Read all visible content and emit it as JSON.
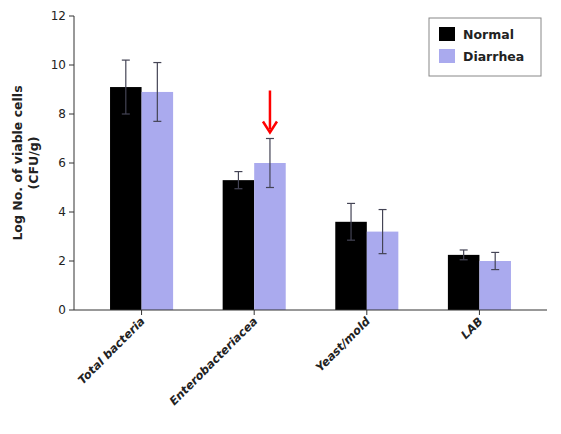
{
  "chart_data": {
    "type": "bar",
    "ylabel": "Log No. of viable cells\n(CFU/g)",
    "categories": [
      "Total bacteria",
      "Enterobacteriacea",
      "Yeast/mold",
      "LAB"
    ],
    "series": [
      {
        "name": "Normal",
        "color": "#000000",
        "values": [
          9.1,
          5.3,
          3.6,
          2.25
        ],
        "errors": [
          1.1,
          0.35,
          0.75,
          0.2
        ]
      },
      {
        "name": "Diarrhea",
        "color": "#aaaaee",
        "values": [
          8.9,
          6.0,
          3.2,
          2.0
        ],
        "errors": [
          1.2,
          1.0,
          0.9,
          0.35
        ]
      }
    ],
    "ylim": [
      0,
      12
    ],
    "yticks": [
      0,
      2,
      4,
      6,
      8,
      10,
      12
    ],
    "grid": false,
    "legend": "upper right",
    "annotations": [
      {
        "type": "arrow",
        "series": "Diarrhea",
        "category": "Enterobacteriacea",
        "color": "red"
      }
    ]
  }
}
+-------+
Copy each line of the listing in which the word "color" can be found.

[The completed task]:
        "color": "#000000",
        "color": "#aaaaee",
        "color": "red"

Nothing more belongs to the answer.